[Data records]
.....

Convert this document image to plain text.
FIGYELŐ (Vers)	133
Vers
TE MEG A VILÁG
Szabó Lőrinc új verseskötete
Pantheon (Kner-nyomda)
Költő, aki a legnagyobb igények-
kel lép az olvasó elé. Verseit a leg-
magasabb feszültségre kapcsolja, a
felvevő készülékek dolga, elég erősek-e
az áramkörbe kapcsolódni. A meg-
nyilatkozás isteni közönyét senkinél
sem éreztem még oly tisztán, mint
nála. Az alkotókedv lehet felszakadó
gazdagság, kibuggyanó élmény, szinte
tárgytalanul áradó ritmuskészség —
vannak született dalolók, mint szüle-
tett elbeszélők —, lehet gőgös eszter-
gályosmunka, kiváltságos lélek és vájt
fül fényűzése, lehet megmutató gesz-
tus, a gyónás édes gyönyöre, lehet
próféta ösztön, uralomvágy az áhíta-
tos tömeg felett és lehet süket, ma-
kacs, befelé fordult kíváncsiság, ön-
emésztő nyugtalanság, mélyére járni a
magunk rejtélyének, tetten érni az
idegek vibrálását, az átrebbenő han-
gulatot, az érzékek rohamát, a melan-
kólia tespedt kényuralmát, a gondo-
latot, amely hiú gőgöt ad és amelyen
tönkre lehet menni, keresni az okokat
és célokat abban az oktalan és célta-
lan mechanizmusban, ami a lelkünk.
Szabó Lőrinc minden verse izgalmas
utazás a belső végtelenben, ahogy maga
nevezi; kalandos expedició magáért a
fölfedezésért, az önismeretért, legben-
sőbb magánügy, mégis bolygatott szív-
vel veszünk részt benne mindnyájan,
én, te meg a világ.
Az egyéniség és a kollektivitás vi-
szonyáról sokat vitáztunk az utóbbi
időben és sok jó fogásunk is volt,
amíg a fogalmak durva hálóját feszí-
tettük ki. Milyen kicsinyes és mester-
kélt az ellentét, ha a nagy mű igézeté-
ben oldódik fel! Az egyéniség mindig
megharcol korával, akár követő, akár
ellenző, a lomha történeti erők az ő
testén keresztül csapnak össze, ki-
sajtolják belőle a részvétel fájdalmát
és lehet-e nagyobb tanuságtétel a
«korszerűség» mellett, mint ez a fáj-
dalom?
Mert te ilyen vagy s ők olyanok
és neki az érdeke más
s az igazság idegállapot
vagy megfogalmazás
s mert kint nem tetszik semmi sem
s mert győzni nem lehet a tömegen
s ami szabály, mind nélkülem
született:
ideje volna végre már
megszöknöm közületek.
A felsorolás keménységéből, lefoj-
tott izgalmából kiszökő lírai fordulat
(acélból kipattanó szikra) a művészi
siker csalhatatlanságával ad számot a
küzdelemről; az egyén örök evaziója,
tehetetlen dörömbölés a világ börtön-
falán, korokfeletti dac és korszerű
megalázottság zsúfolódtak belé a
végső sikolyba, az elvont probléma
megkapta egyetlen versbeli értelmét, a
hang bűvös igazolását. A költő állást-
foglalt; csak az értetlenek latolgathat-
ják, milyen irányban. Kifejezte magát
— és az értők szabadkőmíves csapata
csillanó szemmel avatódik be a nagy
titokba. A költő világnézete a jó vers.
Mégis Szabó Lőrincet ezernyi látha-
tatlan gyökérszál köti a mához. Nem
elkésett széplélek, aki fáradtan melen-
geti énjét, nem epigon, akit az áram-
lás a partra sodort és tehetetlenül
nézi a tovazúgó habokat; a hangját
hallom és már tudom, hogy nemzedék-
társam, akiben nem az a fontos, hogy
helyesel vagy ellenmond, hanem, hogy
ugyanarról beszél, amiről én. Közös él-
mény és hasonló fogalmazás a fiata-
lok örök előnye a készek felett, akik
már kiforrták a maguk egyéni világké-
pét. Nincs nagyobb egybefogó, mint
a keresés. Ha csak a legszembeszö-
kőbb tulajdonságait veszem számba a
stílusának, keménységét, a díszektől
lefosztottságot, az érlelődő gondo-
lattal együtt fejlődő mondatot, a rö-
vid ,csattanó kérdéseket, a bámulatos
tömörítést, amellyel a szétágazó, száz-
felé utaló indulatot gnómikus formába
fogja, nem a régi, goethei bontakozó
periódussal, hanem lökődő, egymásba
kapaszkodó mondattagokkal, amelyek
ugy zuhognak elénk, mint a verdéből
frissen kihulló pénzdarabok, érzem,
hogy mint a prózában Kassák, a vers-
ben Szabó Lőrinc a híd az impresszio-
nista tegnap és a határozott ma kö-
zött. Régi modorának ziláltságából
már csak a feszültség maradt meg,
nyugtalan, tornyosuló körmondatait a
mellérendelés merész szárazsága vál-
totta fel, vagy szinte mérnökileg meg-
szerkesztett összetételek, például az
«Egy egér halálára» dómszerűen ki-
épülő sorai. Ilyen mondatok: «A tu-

.....

**The problem**
Print every record above exactly as written.

**Written reply**
Convert this document image to plain text.
FIGYELŐ (Vers)	133
Vers
TE MEG A VILÁG
Szabó Lőrinc új verseskötete
Pantheon (Kner-nyomda)
Költő, aki a legnagyobb igények-
kel lép az olvasó elé. Verseit a leg-
magasabb feszültségre kapcsolja, a
felvevő készülékek dolga, elég erősek-e
az áramkörbe kapcsolódni. A meg-
nyilatkozás isteni közönyét senkinél
sem éreztem még oly tisztán, mint
nála. Az alkotókedv lehet felszakadó
gazdagság, kibuggyanó élmény, szinte
tárgytalanul áradó ritmuskészség —
vannak született dalolók, mint szüle-
tett elbeszélők —, lehet gőgös eszter-
gályosmunka, kiváltságos lélek és vájt
fül fényűzése, lehet megmutató gesz-
tus, a gyónás édes gyönyöre, lehet
próféta ösztön, uralomvágy az áhíta-
tos tömeg felett és lehet süket, ma-
kacs, befelé fordult kíváncsiság, ön-
emésztő nyugtalanság, mélyére járni a
magunk rejtélyének, tetten érni az
idegek vibrálását, az átrebbenő han-
gulatot, az érzékek rohamát, a melan-
kólia tespedt kényuralmát, a gondo-
latot, amely hiú gőgöt ad és amelyen
tönkre lehet menni, keresni az okokat
és célokat abban az oktalan és célta-
lan mechanizmusban, ami a lelkünk.
Szabó Lőrinc minden verse izgalmas
utazás a belső végtelenben, ahogy maga
nevezi; kalandos expedició magáért a
fölfedezésért, az önismeretért, legben-
sőbb magánügy, mégis bolygatott szív-
vel veszünk részt benne mindnyájan,
én, te meg a világ.
Az egyéniség és a kollektivitás vi-
szonyáról sokat vitáztunk az utóbbi
időben és sok jó fogásunk is volt,
amíg a fogalmak durva hálóját feszí-
tettük ki. Milyen kicsinyes és mester-
kélt az ellentét, ha a nagy mű igézeté-
ben oldódik fel! Az egyéniség mindig
megharcol korával, akár követő, akár
ellenző, a lomha történeti erők az ő
testén keresztül csapnak össze, ki-
sajtolják belőle a részvétel fájdalmát
és lehet-e nagyobb tanuságtétel a
«korszerűség» mellett, mint ez a fáj-
dalom?
Mert te ilyen vagy s ők olyanok
és neki az érdeke más
s az igazság idegállapot
vagy megfogalmazás
s mert kint nem tetszik semmi sem
s mert győzni nem lehet a tömegen
s ami szabály, mind nélkülem
született:
ideje volna végre már
megszöknöm közületek.
A felsorolás keménységéből, lefoj-
tott izgalmából kiszökő lírai fordulat
(acélból kipattanó szikra) a művészi
siker csalhatatlanságával ad számot a
küzdelemről; az egyén örök evaziója,
tehetetlen dörömbölés a világ börtön-
falán, korokfeletti dac és korszerű
megalázottság zsúfolódtak belé a
végső sikolyba, az elvont probléma
megkapta egyetlen versbeli értelmét, a
hang bűvös igazolását. A költő állást-
foglalt; csak az értetlenek latolgathat-
ják, milyen irányban. Kifejezte magát
— és az értők szabadkőmíves csapata
csillanó szemmel avatódik be a nagy
titokba. A költő világnézete a jó vers.
Mégis Szabó Lőrincet ezernyi látha-
tatlan gyökérszál köti a mához. Nem
elkésett széplélek, aki fáradtan melen-
geti énjét, nem epigon, akit az áram-
lás a partra sodort és tehetetlenül
nézi a tovazúgó habokat; a hangját
hallom és már tudom, hogy nemzedék-
társam, akiben nem az a fontos, hogy
helyesel vagy ellenmond, hanem, hogy
ugyanarról beszél, amiről én. Közös él-
mény és hasonló fogalmazás a fiata-
lok örök előnye a készek felett, akik
már kiforrták a maguk egyéni világké-
pét. Nincs nagyobb egybefogó, mint
a keresés. Ha csak a legszembeszö-
kőbb tulajdonságait veszem számba a
stílusának, keménységét, a díszektől
lefosztottságot, az érlelődő gondo-
lattal együtt fejlődő mondatot, a rö-
vid ,csattanó kérdéseket, a bámulatos
tömörítést, amellyel a szétágazó, száz-
felé utaló indulatot gnómikus formába
fogja, nem a régi, goethei bontakozó
periódussal, hanem lökődő, egymásba
kapaszkodó mondattagokkal, amelyek
ugy zuhognak elénk, mint a verdéből
frissen kihulló pénzdarabok, érzem,
hogy mint a prózában Kassák, a vers-
ben Szabó Lőrinc a híd az impresszio-
nista tegnap és a határozott ma kö-
zött. Régi modorának ziláltságából
már csak a feszültség maradt meg,
nyugtalan, tornyosuló körmondatait a
mellérendelés merész szárazsága vál-
totta fel, vagy szinte mérnökileg meg-
szerkesztett összetételek, például az
«Egy egér halálára» dómszerűen ki-
épülő sorai. Ilyen mondatok: «A tu-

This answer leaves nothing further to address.